• _TEXT BLOCK_:
start
This article focusses on section 126(2) which provides for retrospective approval for works. If the works have already been carried out section 126(2) provides that the Tribunal may make orders authorising the work where the owners corporation had unreasonably refused to provide its consent to the work.

The power of the Tribunal to make orders under s126 came into question in the recent case of Endre v The Owners – Strata Plan No. 17771 [2019] NSWCATAP 93. In this case, a lot owner in a three-lot scheme had applied to the Tribunal for authorisation for their works (which included six skylights) that had been installed without approval. The Tribunal refused the application and ordered the works be removed. The lot owner appealed and again sought a work approval order under section 126 to the effect that the owners corporation’s refusal to consent to the skylight installation was unreasonable and that they be permitted to keep the skylights.

The Appeal Panel, in making its decision made some important findings which were:

  • The lot owner had a right of appeal on a question of law due to the inadequacy of reasons provided by the Tribunal in the first instance.
  • There is a jurisdictional limit on section 126 which means that the Tribunal only has the power to make orders under this section when:
    • An owners corporation has unreasonably refused consent to the relevant works; and
    • These works are to common property or any other property of the owners corporation directly affecting the lot owner’s lot. Notably, the requirement of “directly affecting” the lot owners lot does not require the works to have an immediate physical connection to the lot owners lot.
  • A works approval order under section 126 is not limited to only minor renovations but may authorise major works;
  • The question of unreasonableness is to be determined having regard to the facts that existed at the time the decision was made and the Tribunal must look at all the circumstances. While a lot owner’s view may be considered it is only one factor to be taken into account;
  • Section 126(4) allows the Tribunal to take account of the conduct of the parties to the proceedings in determining whether or not to make a work approval order. This includes whether the lot owner sought consent prior to conducting the work. The conduct of the owners corporation is relevant both to whether the refusal to consent to the work was unreasonable and whether a work approval order should be made and if so, on what terms;
  • A work approval order may grant approval for works on terms including requiring the benefited lot owner to repair and maintain the common property affected by the order.
end
• _RECORDED DATA_:
start
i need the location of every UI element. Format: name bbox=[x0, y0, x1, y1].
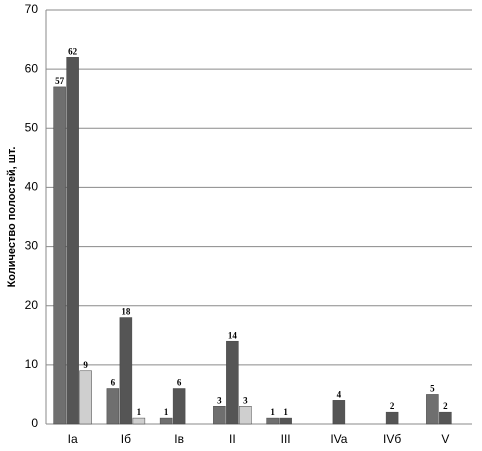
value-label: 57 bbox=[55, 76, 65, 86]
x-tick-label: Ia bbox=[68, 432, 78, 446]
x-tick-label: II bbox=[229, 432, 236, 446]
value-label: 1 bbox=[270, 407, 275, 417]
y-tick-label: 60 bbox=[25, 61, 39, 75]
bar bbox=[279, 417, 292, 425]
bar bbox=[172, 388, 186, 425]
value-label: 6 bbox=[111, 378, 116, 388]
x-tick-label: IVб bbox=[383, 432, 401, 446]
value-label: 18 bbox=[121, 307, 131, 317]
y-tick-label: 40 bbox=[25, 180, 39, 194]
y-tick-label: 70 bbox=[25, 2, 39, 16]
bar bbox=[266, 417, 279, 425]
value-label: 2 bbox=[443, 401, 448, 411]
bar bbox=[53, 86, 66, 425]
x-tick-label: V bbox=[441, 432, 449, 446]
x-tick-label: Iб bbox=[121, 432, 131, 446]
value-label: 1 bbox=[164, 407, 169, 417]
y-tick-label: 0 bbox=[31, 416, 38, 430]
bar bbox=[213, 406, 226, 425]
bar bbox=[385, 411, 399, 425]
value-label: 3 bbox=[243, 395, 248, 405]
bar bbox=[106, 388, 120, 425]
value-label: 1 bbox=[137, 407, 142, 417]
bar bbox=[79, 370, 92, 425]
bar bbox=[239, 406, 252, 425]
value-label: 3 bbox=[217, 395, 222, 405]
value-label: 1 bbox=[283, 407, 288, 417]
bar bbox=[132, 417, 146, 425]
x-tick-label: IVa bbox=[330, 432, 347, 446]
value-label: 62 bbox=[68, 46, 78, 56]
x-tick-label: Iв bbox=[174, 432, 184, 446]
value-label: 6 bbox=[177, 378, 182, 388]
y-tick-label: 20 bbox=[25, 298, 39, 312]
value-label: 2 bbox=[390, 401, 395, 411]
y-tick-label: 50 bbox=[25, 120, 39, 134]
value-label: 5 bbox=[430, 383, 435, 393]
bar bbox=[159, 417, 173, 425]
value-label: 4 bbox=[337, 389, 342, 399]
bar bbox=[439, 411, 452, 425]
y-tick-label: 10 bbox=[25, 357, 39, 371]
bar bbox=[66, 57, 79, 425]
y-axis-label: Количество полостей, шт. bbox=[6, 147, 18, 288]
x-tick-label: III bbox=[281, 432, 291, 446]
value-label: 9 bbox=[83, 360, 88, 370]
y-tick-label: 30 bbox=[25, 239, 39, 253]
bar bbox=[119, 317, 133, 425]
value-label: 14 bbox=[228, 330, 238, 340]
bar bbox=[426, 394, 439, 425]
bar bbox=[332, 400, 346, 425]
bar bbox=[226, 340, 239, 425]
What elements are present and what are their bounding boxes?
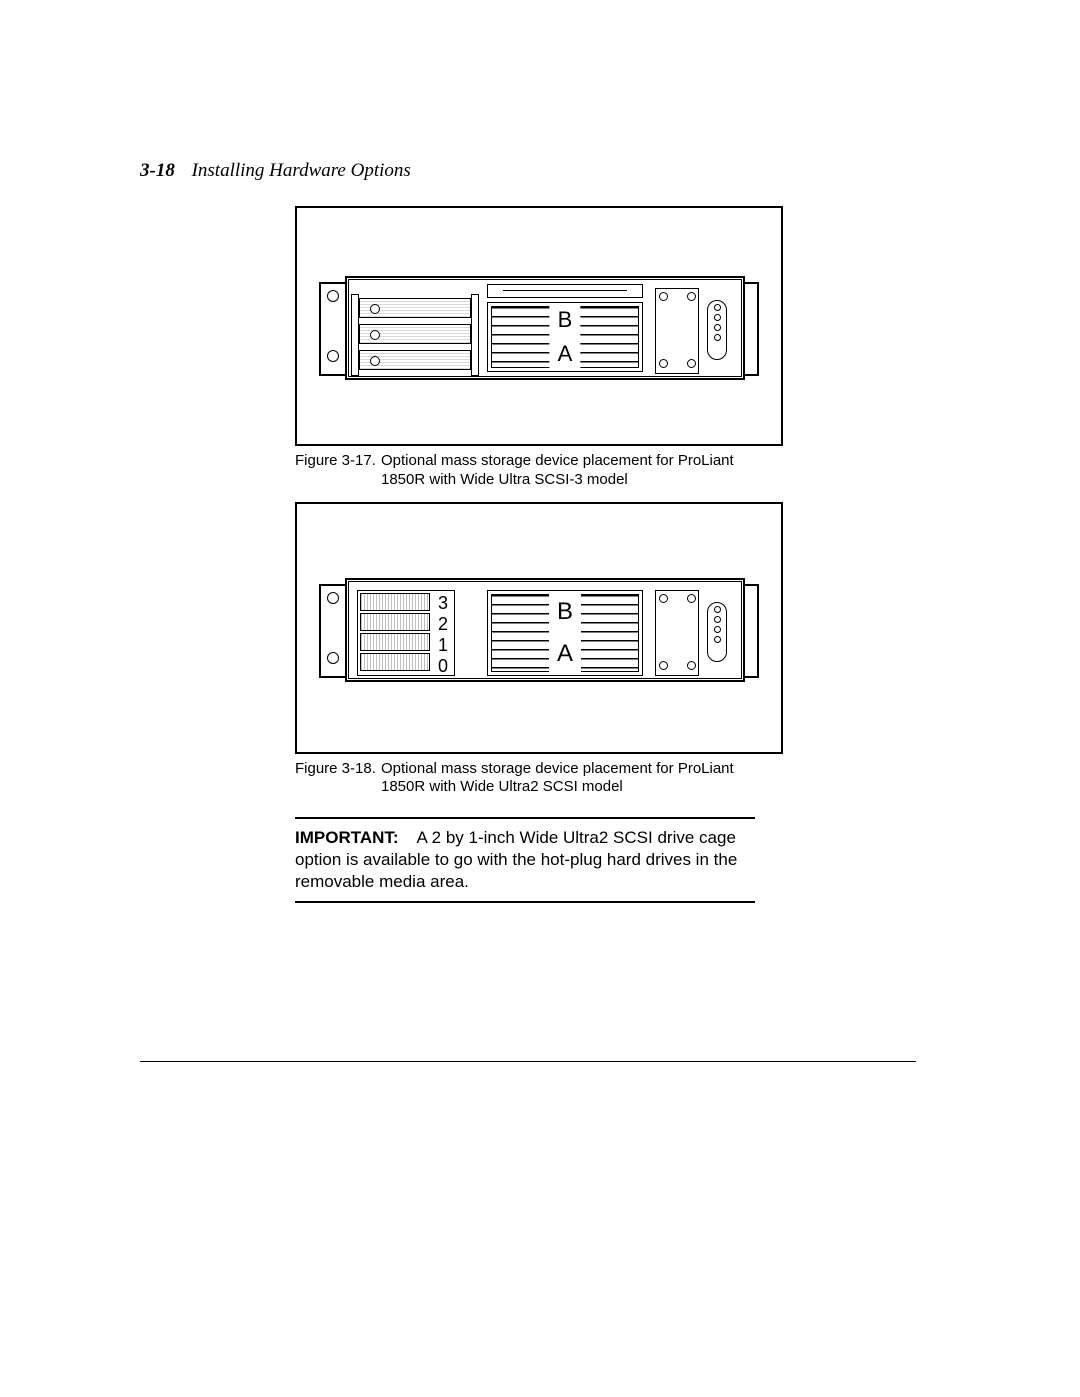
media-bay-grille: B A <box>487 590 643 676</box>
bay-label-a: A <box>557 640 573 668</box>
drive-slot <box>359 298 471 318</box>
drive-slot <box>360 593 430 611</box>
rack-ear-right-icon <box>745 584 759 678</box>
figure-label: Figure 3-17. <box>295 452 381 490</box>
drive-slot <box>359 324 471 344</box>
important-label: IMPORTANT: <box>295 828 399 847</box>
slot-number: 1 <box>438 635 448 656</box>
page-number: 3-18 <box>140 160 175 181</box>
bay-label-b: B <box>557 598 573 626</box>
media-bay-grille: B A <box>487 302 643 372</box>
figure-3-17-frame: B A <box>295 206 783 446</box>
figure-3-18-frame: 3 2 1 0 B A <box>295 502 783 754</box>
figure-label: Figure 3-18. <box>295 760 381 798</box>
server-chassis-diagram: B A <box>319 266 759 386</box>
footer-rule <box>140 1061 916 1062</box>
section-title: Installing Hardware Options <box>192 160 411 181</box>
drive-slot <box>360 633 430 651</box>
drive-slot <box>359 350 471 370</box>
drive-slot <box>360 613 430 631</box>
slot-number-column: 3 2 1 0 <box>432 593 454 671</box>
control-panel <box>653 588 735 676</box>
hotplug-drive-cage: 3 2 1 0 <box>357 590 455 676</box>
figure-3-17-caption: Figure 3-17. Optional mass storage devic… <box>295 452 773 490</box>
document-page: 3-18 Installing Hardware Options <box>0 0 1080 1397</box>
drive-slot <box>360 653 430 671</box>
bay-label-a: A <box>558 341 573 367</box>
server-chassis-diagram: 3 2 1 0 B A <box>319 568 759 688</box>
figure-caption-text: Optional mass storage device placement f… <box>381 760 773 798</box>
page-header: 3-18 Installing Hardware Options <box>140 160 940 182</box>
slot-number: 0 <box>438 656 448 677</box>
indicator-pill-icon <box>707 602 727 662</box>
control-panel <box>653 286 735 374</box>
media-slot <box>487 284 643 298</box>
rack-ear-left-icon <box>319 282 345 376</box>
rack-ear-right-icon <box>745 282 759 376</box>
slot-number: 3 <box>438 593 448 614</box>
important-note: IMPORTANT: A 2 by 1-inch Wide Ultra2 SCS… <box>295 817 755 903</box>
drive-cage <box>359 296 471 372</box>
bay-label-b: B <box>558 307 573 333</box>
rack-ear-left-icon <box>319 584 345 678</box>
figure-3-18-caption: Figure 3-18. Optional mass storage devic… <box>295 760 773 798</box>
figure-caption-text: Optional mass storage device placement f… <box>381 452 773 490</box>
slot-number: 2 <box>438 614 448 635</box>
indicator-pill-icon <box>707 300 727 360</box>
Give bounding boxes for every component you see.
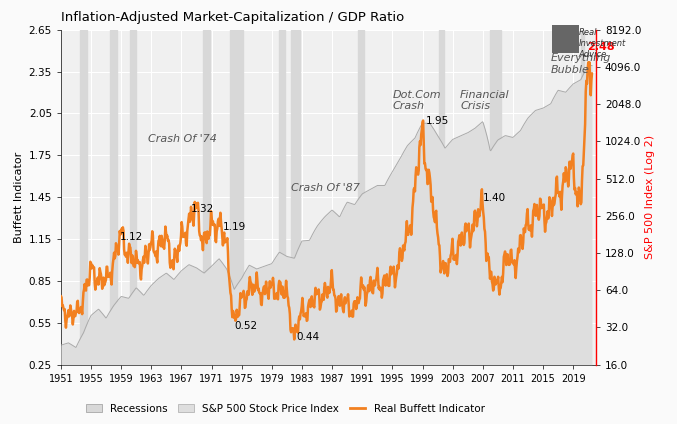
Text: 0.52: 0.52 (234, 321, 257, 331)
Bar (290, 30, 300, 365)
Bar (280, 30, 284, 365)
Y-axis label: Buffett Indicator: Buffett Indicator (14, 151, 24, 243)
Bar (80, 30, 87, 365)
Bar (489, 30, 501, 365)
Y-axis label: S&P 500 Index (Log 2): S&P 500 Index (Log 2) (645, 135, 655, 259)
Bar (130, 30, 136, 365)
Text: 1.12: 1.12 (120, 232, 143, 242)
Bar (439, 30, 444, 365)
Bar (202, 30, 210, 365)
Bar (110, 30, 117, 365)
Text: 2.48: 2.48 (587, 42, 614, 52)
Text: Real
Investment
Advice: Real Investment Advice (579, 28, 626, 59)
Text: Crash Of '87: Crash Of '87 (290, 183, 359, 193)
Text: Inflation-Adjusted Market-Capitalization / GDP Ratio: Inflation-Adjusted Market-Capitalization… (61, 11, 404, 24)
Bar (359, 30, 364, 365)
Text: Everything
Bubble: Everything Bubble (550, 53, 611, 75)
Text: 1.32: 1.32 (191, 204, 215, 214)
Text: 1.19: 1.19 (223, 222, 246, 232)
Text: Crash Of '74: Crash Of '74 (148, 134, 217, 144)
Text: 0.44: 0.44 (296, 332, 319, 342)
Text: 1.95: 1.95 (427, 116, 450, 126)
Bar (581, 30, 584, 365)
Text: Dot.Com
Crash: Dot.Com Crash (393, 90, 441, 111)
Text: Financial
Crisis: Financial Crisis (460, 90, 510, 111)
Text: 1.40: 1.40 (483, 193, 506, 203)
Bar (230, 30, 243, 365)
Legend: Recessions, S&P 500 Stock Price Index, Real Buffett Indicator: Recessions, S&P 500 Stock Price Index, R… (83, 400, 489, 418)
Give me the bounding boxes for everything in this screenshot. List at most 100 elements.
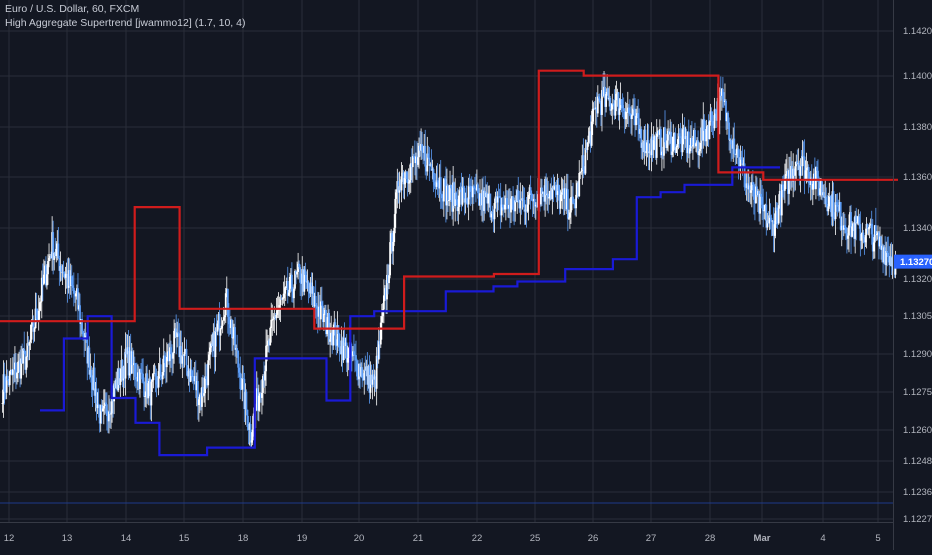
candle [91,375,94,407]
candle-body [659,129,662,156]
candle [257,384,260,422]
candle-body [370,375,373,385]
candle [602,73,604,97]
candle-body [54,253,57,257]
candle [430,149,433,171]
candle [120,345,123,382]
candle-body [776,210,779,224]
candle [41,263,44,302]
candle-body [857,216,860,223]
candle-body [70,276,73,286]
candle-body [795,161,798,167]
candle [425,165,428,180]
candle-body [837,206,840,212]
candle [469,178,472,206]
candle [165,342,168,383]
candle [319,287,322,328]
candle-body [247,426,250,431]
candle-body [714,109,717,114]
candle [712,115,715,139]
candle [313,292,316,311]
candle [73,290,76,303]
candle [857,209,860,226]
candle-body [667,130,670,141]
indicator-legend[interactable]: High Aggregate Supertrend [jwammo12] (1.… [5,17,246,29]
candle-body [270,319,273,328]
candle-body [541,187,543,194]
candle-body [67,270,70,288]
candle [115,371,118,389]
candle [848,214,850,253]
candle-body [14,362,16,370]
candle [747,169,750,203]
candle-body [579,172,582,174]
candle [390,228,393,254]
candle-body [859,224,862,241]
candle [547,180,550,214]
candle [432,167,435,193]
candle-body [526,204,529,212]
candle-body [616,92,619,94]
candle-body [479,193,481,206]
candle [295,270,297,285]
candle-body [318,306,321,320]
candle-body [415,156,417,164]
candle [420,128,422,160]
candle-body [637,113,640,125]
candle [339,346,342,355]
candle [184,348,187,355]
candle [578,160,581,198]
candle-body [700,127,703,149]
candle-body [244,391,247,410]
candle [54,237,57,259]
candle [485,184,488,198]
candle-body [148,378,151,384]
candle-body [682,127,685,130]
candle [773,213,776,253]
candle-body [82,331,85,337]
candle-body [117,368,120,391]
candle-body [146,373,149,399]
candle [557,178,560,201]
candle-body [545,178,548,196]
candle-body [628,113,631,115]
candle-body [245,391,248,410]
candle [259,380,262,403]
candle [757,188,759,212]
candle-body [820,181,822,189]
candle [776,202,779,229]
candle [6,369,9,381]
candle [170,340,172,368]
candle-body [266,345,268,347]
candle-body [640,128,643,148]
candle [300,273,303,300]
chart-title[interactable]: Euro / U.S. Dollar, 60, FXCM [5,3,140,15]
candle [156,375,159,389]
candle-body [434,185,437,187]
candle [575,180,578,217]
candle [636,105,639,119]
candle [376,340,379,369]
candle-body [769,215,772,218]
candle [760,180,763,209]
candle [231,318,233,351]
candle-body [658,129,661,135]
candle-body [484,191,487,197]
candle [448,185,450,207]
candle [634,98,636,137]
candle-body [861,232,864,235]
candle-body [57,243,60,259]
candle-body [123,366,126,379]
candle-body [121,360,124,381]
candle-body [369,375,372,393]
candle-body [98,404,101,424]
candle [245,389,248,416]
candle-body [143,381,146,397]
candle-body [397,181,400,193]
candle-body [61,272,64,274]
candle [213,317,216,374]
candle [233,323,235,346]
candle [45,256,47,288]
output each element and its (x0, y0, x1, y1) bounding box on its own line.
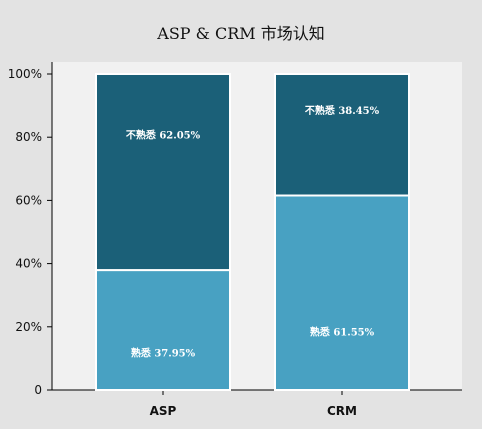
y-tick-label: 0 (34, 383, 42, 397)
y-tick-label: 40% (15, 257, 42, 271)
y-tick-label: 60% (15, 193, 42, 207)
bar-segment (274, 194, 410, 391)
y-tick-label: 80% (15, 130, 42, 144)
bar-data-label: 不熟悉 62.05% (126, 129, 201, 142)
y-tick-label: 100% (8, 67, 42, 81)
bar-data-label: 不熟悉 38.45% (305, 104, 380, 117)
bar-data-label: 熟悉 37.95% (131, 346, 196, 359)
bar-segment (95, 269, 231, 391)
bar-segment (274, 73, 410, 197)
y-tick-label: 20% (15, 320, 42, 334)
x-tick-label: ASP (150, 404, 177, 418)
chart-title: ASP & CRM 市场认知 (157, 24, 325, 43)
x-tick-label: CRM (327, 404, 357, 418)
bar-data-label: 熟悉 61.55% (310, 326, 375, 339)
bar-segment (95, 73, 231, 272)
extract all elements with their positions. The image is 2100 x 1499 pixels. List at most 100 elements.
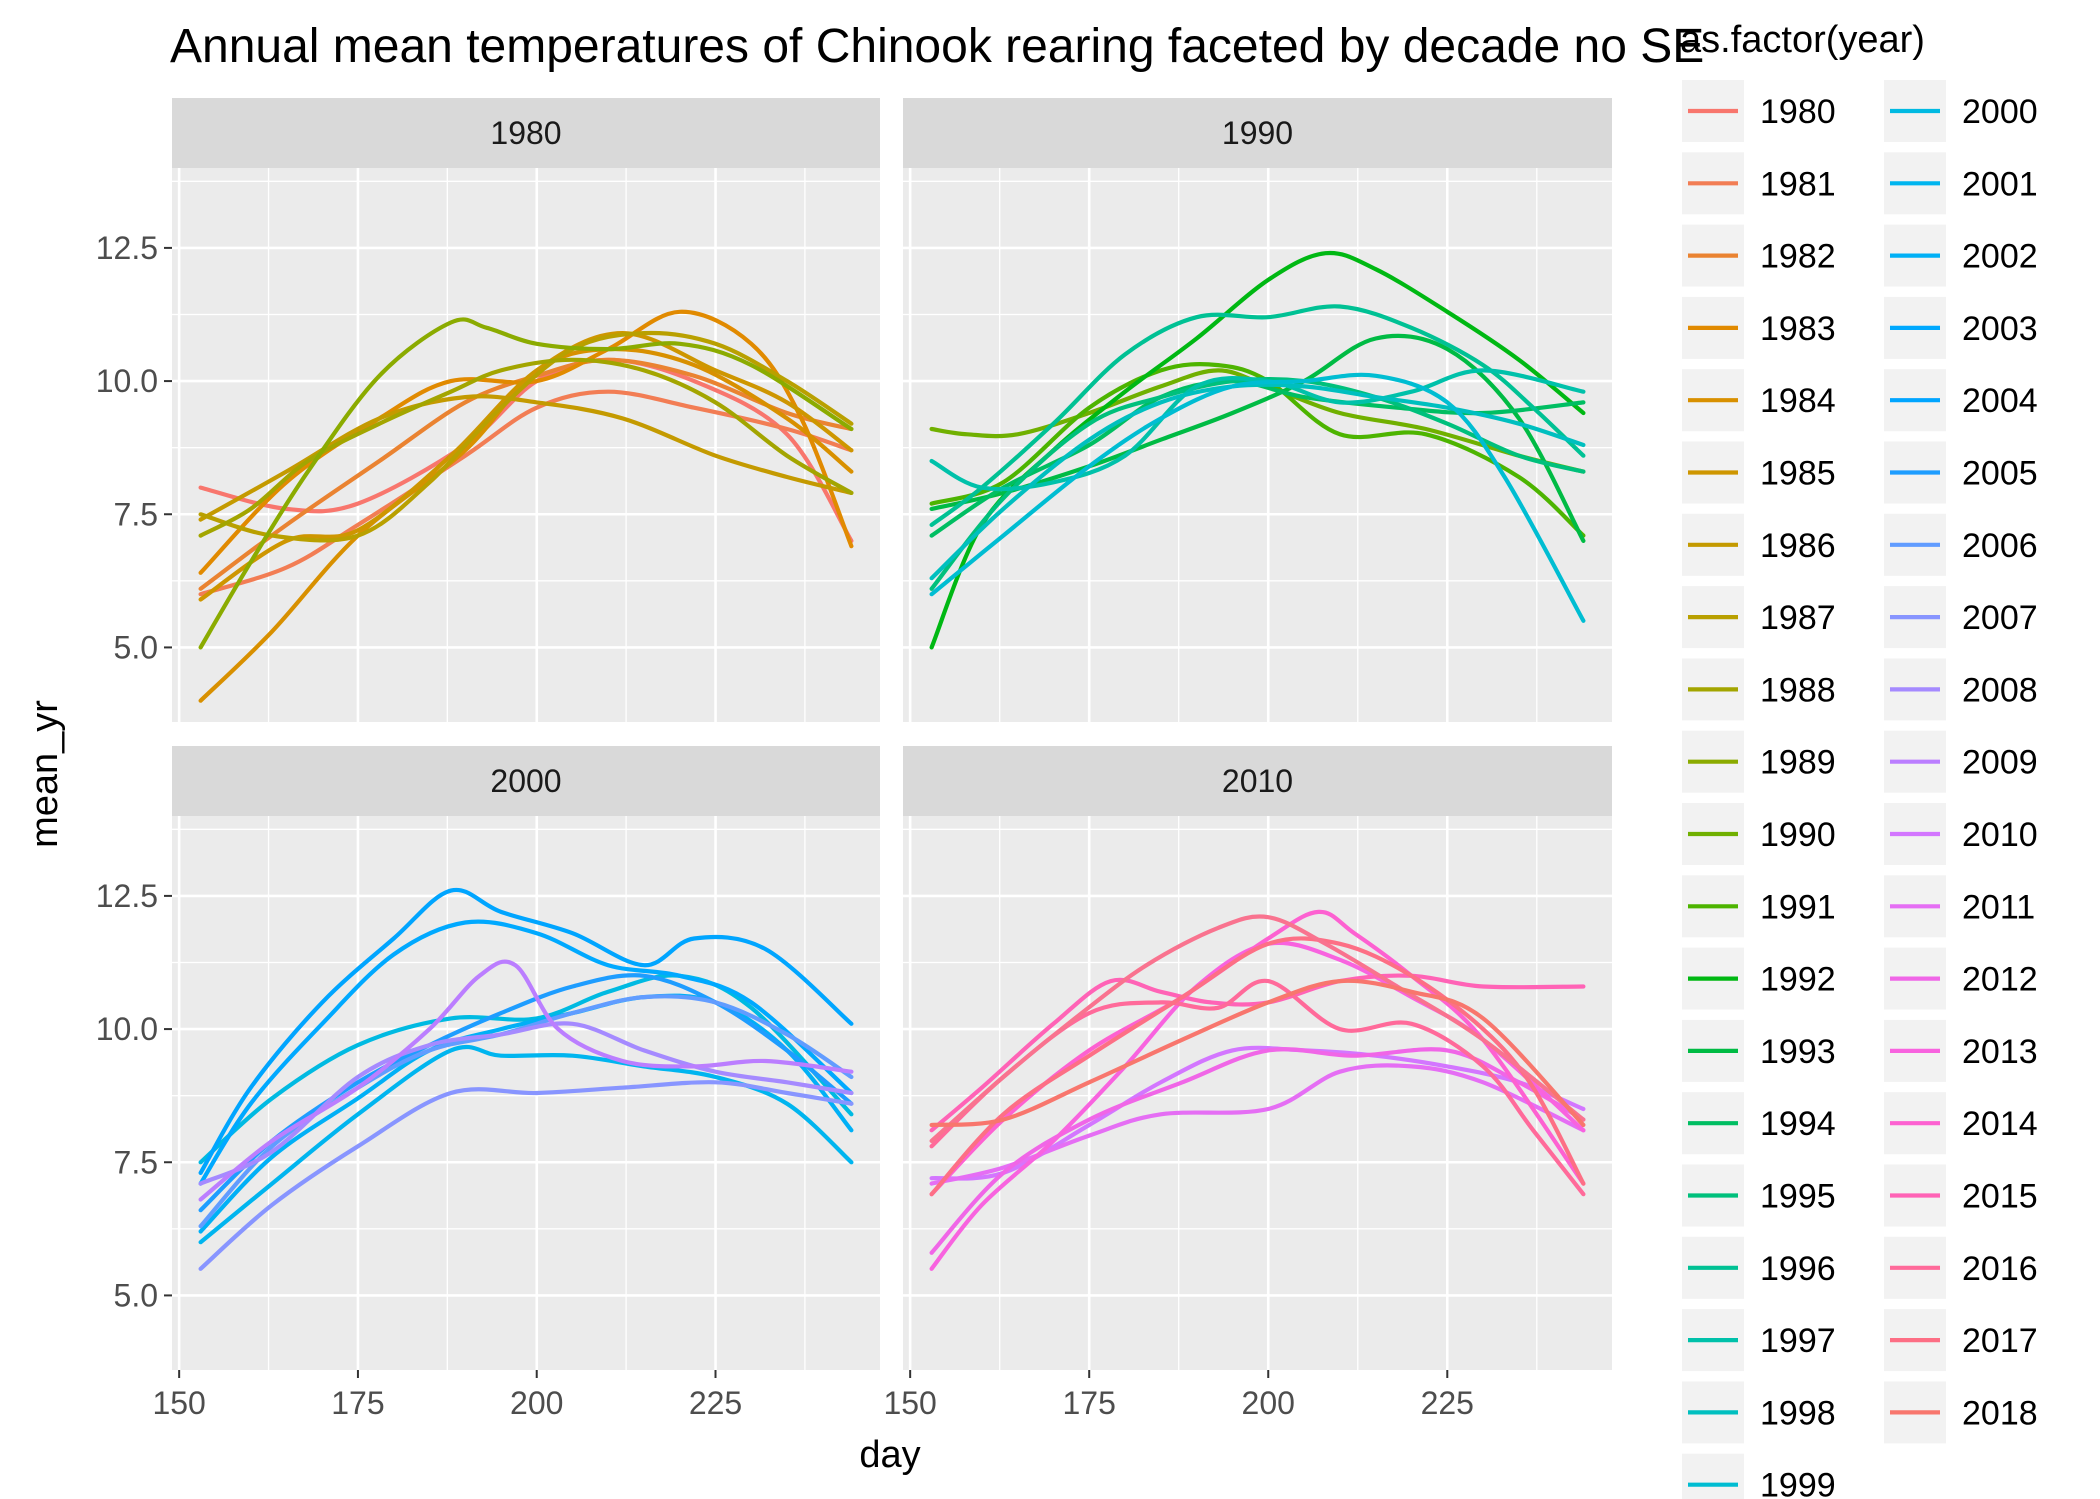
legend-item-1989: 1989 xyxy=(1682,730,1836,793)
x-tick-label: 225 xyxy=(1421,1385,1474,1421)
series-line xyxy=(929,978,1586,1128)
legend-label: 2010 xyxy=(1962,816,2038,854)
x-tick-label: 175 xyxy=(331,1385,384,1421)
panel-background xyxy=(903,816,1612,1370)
end
• _DIRECTIONS_:
[A] Based on the article about section 126, mark each statement yes or no and quote the words that decide it:
(i) A works approval order under section 126 can only cover minor renovations.
(ii) In the Endre case, the works included six skylights put in without approval.
(iii) For works to be "directly affecting" a lot, they must be physically connected to it.
[B] According to the article on section 126, why did the lot owner in the Endre case have a right of appeal on a question of law? Answer in one to three sentences.
[C] Resume the article on section 126 after its final sentence.
Nothing in the records is needed here.

• _RESULTS FOR EACH TASK_:
[A]
(i) No: "A works approval order under section 126 is not limited to only minor renovations but may authorise major works"
(ii) Yes: "which included six skylights) that had been installed without approval"
(iii) No: "does not require the works to have an immediate physical connection to the lot owners lot"

[B] The lot owner had a right of appeal on a question of law because the reasons the Tribunal gave in the first instance were inadequate.

[C]
In the case the Appeal Panel in deciding that the owners corporation’s refusal to consent to the works was unreasonable found it relevant there was no expert evidence as to the adequacy (or otherwise) of the ventilation in the attic space or the aesthetic effect of the skylights, that the lot owner had mistakenly but genuinely believed that an existing exclusive use by-law had authorised her to conduct the work, that another lot owner had carried out work to their exclusive use attic area including constructing an attic balcony demonstrating that it was not the intent of the owners corporation to retain the building in its original state, the skylights had been installed for a number of years before the lot owner had sought the owners corporation’s authorisation, the owners corporation had repaired the roof around the skylights without dissent and that the lot owner had agreed to repair and maintain the skylights.

Why is this case important for lot owners and owners corporations? The Appeal Panel has set clear guidelines around when works approval orders can be made. It also indicates that if an owners corporation’s conduct implicitly approves unauthorised works (for example by not taking timely action for their removal or by conducting works around the unauthorised works and not making the common property area good) then it may be difficult for the owners corporation to reasonably refuse retrospective approval for the works.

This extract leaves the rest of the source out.